[MATERIAL SUPPLIED]
- - -
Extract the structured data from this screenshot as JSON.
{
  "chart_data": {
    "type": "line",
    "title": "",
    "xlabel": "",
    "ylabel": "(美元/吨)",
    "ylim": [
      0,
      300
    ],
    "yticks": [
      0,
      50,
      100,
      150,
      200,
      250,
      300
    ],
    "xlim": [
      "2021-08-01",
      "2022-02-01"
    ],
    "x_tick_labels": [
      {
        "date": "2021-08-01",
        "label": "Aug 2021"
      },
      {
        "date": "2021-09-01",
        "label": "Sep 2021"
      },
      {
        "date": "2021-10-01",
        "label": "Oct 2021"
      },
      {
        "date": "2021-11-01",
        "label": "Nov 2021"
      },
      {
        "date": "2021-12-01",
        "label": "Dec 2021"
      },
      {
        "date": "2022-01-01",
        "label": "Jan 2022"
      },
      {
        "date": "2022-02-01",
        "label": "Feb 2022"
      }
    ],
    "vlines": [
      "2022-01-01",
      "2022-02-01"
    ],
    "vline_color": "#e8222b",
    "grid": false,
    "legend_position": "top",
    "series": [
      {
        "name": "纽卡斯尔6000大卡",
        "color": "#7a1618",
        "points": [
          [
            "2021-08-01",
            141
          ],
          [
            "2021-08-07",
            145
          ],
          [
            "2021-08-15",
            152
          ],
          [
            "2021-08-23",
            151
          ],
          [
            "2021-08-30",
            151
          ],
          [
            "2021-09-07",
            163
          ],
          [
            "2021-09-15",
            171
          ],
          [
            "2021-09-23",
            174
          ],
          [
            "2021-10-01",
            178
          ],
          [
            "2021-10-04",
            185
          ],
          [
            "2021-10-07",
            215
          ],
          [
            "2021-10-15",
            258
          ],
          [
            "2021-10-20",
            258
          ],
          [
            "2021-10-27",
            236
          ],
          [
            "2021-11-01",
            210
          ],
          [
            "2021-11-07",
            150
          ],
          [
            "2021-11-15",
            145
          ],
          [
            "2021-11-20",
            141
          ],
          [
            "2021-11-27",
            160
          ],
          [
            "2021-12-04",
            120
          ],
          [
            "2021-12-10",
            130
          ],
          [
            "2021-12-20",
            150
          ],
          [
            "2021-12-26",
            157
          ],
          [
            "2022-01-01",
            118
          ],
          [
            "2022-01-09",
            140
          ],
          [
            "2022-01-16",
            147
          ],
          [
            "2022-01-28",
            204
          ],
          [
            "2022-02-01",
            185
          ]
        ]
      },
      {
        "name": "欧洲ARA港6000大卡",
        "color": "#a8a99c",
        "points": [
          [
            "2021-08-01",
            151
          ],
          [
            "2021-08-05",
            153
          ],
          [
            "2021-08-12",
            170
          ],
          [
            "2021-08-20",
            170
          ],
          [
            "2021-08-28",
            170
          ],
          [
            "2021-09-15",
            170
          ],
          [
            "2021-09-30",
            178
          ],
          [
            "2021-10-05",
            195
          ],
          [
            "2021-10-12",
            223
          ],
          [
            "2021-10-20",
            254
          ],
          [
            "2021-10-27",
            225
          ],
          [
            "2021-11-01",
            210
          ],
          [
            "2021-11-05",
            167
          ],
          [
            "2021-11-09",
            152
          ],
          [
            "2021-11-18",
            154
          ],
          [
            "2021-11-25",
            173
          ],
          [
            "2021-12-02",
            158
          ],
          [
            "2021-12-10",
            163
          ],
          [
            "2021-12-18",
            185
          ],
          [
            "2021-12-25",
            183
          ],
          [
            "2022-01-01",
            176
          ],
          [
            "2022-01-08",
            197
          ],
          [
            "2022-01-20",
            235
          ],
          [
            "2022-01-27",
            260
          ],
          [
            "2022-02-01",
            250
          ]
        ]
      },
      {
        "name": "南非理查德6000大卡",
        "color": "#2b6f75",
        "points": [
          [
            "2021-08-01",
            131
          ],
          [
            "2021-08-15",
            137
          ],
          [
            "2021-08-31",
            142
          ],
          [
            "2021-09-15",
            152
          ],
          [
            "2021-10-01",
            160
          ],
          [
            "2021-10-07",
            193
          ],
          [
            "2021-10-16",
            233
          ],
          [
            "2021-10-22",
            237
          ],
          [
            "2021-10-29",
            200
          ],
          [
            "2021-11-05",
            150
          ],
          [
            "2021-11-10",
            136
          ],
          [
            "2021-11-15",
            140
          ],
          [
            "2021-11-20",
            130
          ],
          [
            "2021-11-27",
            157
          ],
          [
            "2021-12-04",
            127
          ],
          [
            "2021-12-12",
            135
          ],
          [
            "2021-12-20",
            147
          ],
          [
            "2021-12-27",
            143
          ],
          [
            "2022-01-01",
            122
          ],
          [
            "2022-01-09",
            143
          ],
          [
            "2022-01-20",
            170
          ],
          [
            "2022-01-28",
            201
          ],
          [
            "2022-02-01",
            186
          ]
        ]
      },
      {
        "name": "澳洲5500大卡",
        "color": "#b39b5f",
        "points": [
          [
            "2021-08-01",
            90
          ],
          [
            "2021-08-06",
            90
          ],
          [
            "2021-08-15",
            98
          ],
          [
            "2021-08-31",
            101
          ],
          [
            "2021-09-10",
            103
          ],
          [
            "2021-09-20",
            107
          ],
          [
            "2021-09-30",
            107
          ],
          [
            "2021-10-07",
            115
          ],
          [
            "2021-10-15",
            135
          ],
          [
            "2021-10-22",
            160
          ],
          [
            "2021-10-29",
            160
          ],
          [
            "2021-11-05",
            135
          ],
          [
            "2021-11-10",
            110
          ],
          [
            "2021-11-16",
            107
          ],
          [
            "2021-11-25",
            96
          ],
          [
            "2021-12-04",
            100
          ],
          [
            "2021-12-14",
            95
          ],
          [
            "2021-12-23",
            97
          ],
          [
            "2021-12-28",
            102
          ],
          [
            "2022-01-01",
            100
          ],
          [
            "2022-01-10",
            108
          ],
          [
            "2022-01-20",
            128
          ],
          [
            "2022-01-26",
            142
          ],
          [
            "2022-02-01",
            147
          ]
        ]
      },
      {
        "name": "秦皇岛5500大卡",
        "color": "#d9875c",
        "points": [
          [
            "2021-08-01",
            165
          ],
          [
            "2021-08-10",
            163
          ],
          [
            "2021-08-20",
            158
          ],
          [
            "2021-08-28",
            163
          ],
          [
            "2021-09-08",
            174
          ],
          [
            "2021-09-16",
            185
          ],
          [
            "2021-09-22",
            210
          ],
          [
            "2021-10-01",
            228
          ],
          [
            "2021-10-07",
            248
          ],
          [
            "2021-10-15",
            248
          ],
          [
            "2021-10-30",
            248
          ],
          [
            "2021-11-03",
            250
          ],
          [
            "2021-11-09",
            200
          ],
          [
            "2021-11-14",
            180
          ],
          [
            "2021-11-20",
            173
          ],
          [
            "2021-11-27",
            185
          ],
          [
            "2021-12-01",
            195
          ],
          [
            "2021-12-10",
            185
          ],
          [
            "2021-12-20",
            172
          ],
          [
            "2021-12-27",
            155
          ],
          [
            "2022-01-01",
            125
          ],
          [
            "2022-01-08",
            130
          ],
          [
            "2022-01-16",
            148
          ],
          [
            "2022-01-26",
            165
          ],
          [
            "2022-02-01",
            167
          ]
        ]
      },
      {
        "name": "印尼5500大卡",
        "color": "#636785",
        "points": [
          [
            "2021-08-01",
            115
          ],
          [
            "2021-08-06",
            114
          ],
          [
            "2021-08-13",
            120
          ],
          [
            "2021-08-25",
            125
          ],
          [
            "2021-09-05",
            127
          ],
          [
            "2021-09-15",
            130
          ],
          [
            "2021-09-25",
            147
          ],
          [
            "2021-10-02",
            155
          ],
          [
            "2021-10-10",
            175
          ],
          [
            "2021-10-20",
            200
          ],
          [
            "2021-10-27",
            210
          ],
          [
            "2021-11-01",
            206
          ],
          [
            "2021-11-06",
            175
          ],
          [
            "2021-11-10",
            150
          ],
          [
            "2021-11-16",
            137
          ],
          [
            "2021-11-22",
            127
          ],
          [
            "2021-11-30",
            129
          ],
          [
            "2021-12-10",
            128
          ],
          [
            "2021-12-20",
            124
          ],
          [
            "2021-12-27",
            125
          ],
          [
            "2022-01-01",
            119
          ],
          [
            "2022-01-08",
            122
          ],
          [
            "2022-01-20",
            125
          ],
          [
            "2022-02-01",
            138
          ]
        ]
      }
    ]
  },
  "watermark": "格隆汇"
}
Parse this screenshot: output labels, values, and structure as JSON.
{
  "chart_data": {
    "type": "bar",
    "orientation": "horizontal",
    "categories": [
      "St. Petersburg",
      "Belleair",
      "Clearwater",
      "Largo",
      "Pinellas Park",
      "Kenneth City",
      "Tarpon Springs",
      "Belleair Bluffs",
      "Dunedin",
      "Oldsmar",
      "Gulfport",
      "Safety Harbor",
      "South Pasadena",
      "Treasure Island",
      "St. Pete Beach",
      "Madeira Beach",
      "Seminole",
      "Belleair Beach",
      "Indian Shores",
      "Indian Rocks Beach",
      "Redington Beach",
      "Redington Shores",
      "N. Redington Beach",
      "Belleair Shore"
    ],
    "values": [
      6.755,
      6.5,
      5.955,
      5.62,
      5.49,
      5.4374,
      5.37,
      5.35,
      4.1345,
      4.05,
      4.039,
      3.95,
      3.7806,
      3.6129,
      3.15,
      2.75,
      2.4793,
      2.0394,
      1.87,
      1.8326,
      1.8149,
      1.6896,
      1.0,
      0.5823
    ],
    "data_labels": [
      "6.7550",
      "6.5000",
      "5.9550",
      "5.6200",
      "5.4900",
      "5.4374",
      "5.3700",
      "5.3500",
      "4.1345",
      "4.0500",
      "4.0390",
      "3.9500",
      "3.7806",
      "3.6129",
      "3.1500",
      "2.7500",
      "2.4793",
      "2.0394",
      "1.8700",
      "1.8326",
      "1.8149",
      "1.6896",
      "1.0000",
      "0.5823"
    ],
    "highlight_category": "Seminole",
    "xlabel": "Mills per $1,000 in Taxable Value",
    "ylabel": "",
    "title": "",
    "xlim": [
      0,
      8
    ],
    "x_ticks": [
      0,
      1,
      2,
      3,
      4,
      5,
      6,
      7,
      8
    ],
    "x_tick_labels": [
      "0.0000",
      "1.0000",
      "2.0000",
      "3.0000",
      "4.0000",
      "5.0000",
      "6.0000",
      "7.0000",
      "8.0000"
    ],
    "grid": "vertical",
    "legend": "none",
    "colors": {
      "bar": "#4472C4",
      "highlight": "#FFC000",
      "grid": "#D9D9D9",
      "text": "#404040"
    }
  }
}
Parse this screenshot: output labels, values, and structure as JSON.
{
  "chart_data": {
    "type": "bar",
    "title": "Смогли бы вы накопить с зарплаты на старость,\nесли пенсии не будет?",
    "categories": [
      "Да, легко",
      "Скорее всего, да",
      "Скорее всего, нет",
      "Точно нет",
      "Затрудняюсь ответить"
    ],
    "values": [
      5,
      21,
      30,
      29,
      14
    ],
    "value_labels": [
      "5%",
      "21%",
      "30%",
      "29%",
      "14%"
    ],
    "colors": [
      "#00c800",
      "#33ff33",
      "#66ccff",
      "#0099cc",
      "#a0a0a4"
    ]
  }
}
- - -
Report back each line of the entries that holds the string "grid".

[RESPONSE FOR THIS EXERCISE]
    "grid": false,
    "grid": "vertical",
      "grid": "#D9D9D9",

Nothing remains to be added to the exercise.